Data records
● ● ● ● ●

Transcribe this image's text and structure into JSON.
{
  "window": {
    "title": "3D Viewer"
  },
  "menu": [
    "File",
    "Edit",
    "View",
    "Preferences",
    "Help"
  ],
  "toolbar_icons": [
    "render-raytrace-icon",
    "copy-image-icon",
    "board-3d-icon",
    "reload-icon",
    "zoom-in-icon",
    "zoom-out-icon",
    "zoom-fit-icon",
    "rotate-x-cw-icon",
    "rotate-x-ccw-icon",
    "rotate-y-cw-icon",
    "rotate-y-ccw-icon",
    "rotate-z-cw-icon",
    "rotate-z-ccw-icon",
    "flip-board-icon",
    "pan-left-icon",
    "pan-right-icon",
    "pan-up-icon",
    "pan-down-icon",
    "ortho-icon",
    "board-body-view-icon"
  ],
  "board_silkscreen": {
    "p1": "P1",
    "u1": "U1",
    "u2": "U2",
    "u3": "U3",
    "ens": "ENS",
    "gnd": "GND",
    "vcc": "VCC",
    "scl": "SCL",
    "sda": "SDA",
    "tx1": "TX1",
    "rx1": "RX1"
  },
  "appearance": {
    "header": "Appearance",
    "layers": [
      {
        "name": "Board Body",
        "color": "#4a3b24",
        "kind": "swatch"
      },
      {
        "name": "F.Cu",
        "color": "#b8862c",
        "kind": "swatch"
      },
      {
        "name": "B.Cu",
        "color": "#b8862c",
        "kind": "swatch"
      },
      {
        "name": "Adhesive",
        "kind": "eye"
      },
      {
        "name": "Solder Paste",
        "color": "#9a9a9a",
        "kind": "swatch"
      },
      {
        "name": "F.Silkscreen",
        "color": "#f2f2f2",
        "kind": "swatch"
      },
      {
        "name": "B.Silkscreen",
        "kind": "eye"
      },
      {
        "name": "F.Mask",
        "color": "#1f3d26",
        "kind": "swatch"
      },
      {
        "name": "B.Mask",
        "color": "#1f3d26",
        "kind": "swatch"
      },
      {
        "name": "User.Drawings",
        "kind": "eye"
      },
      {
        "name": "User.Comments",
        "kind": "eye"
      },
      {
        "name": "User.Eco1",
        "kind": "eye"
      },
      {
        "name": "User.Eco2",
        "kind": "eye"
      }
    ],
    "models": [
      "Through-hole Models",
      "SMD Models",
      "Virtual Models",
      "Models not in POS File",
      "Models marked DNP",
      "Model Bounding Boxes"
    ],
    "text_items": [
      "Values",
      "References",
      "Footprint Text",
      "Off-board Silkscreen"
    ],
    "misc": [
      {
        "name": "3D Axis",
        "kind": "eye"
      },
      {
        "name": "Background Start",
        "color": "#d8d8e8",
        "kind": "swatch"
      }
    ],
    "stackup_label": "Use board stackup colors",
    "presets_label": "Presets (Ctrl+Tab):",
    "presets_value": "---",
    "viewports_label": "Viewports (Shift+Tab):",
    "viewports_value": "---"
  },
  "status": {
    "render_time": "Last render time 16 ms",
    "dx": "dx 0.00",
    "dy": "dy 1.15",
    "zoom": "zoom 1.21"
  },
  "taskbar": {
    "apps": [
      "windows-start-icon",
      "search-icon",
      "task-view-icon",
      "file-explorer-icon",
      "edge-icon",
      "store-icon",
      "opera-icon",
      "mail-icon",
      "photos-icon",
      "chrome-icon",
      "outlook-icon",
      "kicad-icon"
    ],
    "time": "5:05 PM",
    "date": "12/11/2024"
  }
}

● ● ● ● ●

Exercise objective —
Restate each of the entries above verbatim.

Expected answer —
Transcribe this image's text and structure into JSON.
{
  "window": {
    "title": "3D Viewer"
  },
  "menu": [
    "File",
    "Edit",
    "View",
    "Preferences",
    "Help"
  ],
  "toolbar_icons": [
    "render-raytrace-icon",
    "copy-image-icon",
    "board-3d-icon",
    "reload-icon",
    "zoom-in-icon",
    "zoom-out-icon",
    "zoom-fit-icon",
    "rotate-x-cw-icon",
    "rotate-x-ccw-icon",
    "rotate-y-cw-icon",
    "rotate-y-ccw-icon",
    "rotate-z-cw-icon",
    "rotate-z-ccw-icon",
    "flip-board-icon",
    "pan-left-icon",
    "pan-right-icon",
    "pan-up-icon",
    "pan-down-icon",
    "ortho-icon",
    "board-body-view-icon"
  ],
  "board_silkscreen": {
    "p1": "P1",
    "u1": "U1",
    "u2": "U2",
    "u3": "U3",
    "ens": "ENS",
    "gnd": "GND",
    "vcc": "VCC",
    "scl": "SCL",
    "sda": "SDA",
    "tx1": "TX1",
    "rx1": "RX1"
  },
  "appearance": {
    "header": "Appearance",
    "layers": [
      {
        "name": "Board Body",
        "color": "#4a3b24",
        "kind": "swatch"
      },
      {
        "name": "F.Cu",
        "color": "#b8862c",
        "kind": "swatch"
      },
      {
        "name": "B.Cu",
        "color": "#b8862c",
        "kind": "swatch"
      },
      {
        "name": "Adhesive",
        "kind": "eye"
      },
      {
        "name": "Solder Paste",
        "color": "#9a9a9a",
        "kind": "swatch"
      },
      {
        "name": "F.Silkscreen",
        "color": "#f2f2f2",
        "kind": "swatch"
      },
      {
        "name": "B.Silkscreen",
        "kind": "eye"
      },
      {
        "name": "F.Mask",
        "color": "#1f3d26",
        "kind": "swatch"
      },
      {
        "name": "B.Mask",
        "color": "#1f3d26",
        "kind": "swatch"
      },
      {
        "name": "User.Drawings",
        "kind": "eye"
      },
      {
        "name": "User.Comments",
        "kind": "eye"
      },
      {
        "name": "User.Eco1",
        "kind": "eye"
      },
      {
        "name": "User.Eco2",
        "kind": "eye"
      }
    ],
    "models": [
      "Through-hole Models",
      "SMD Models",
      "Virtual Models",
      "Models not in POS File",
      "Models marked DNP",
      "Model Bounding Boxes"
    ],
    "text_items": [
      "Values",
      "References",
      "Footprint Text",
      "Off-board Silkscreen"
    ],
    "misc": [
      {
        "name": "3D Axis",
        "kind": "eye"
      },
      {
        "name": "Background Start",
        "color": "#d8d8e8",
        "kind": "swatch"
      }
    ],
    "stackup_label": "Use board stackup colors",
    "presets_label": "Presets (Ctrl+Tab):",
    "presets_value": "---",
    "viewports_label": "Viewports (Shift+Tab):",
    "viewports_value": "---"
  },
  "status": {
    "render_time": "Last render time 16 ms",
    "dx": "dx 0.00",
    "dy": "dy 1.15",
    "zoom": "zoom 1.21"
  },
  "taskbar": {
    "apps": [
      "windows-start-icon",
      "search-icon",
      "task-view-icon",
      "file-explorer-icon",
      "edge-icon",
      "store-icon",
      "opera-icon",
      "mail-icon",
      "photos-icon",
      "chrome-icon",
      "outlook-icon",
      "kicad-icon"
    ],
    "time": "5:05 PM",
    "date": "12/11/2024"
  }
}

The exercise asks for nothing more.